(Records from a data source)
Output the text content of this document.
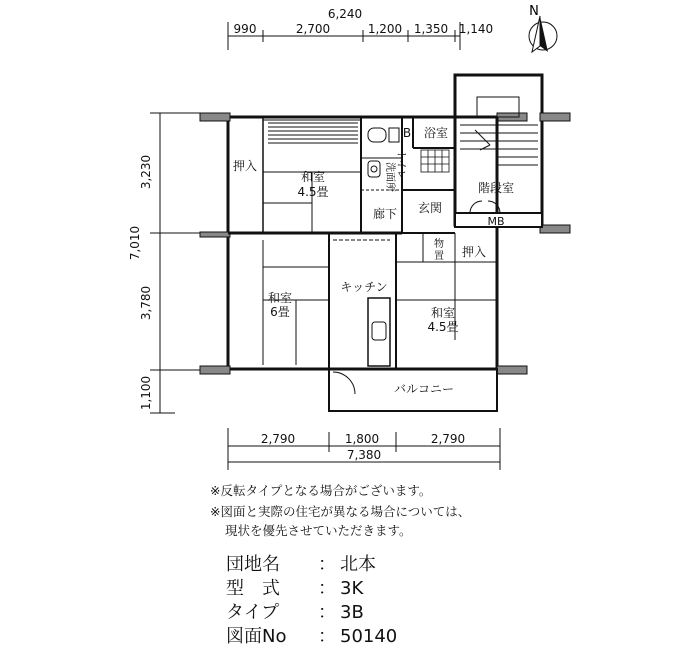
6,240
990	2,700	1,200 1,350 1,140
N
3,230
3,780
1,100
7,010
2,790	1,800	2,790
7,380
押入
和室
4.5畳
B 浴室
トイレ
洗面所	階段室
玄関
廊下
MB
物
置 押入
和室
6畳
キッチン
和室
4.5畳
バルコニー
※反転タイプとなる場合がございます。
※図面と実際の住宅が異なる場合については、
現状を優先させていただきます。
団地名 ： 北本
型　式 ： 3K
タイプ ： 3B
図面No ： 50140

Written task: Except for the pictures, copy the material above exactly.

Task answer:
Output the text content of this document.
6,240
990	2,700	1,200 1,350 1,140
N
3,230
3,780
1,100
7,010
2,790	1,800	2,790
7,380
押入
和室
4.5畳
B 浴室
トイレ
洗面所	階段室
玄関
廊下
MB
物
置 押入
和室
6畳
キッチン
和室
4.5畳
バルコニー
※反転タイプとなる場合がございます。
※図面と実際の住宅が異なる場合については、
現状を優先させていただきます。
団地名 ： 北本
型　式 ： 3K
タイプ ： 3B
図面No ： 50140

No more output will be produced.